— Aim of the task —
Your task is to copy each line that has the word "Outlets".

Dataset listings of figures:

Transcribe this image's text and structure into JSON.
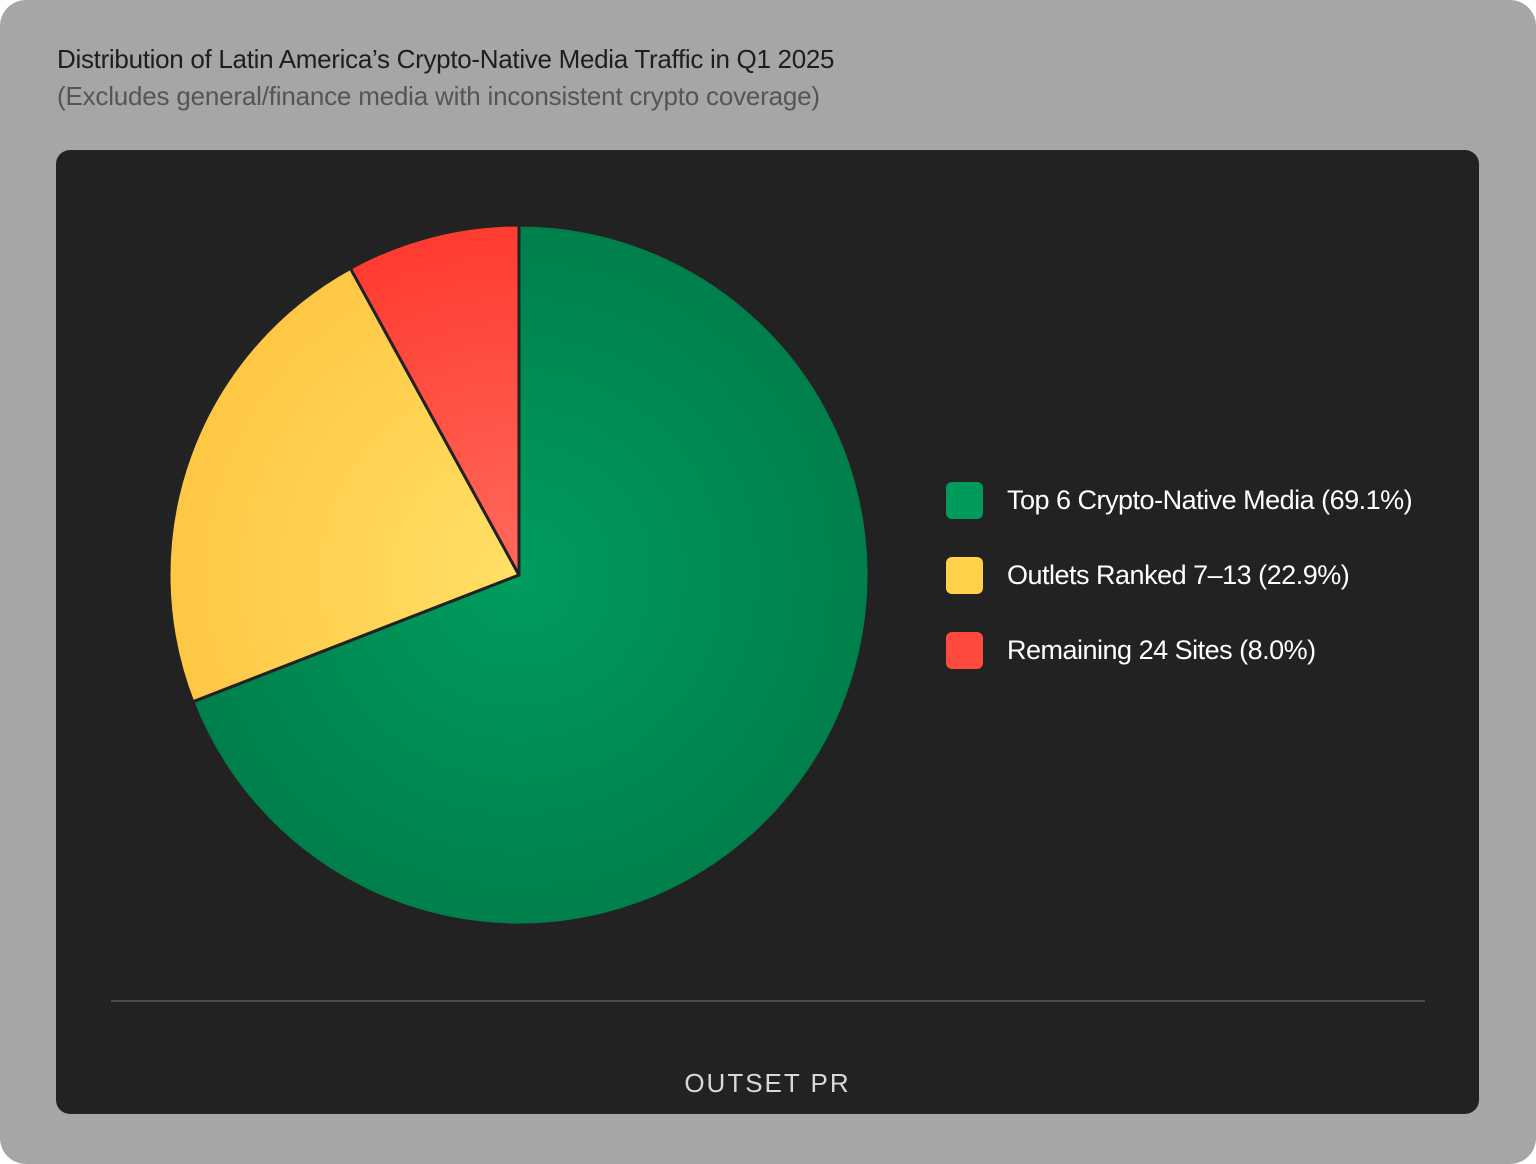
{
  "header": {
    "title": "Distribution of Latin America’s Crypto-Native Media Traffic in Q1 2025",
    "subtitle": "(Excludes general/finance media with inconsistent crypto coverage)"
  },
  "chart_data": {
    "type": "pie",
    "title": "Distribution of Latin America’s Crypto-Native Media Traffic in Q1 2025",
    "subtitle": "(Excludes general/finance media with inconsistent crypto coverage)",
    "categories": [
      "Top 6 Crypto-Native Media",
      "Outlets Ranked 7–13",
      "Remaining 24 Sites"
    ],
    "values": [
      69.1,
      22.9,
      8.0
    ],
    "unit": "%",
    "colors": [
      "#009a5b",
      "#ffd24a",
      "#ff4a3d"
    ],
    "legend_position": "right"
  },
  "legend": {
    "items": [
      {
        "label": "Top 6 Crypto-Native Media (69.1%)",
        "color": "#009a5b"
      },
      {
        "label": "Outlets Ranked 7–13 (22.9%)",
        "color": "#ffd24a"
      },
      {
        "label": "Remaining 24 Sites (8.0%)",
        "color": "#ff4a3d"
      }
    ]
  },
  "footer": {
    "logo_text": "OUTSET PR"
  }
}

---

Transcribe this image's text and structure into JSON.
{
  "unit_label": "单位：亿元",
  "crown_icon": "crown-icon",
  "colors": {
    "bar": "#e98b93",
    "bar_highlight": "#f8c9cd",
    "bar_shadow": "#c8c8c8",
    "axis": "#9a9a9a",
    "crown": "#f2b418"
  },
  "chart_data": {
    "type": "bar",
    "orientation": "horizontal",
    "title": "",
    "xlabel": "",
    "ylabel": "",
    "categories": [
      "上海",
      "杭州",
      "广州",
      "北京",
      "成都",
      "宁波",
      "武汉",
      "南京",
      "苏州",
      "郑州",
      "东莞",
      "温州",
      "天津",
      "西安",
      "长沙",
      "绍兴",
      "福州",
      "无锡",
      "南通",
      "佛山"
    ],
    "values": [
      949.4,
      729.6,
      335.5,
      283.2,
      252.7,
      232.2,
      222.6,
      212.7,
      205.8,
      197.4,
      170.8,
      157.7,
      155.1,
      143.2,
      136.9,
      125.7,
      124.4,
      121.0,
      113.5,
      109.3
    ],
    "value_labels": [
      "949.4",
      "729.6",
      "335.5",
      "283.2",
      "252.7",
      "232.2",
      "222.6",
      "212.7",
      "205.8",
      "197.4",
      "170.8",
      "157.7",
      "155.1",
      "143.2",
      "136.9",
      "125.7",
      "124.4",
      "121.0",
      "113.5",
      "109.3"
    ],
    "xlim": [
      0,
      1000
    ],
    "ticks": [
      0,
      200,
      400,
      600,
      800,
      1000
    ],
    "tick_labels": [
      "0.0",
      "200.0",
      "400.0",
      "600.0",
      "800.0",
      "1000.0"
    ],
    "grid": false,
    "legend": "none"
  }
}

— Completed task —
      "Outlets Ranked 7–13",
        "label": "Outlets Ranked 7–13 (22.9%)",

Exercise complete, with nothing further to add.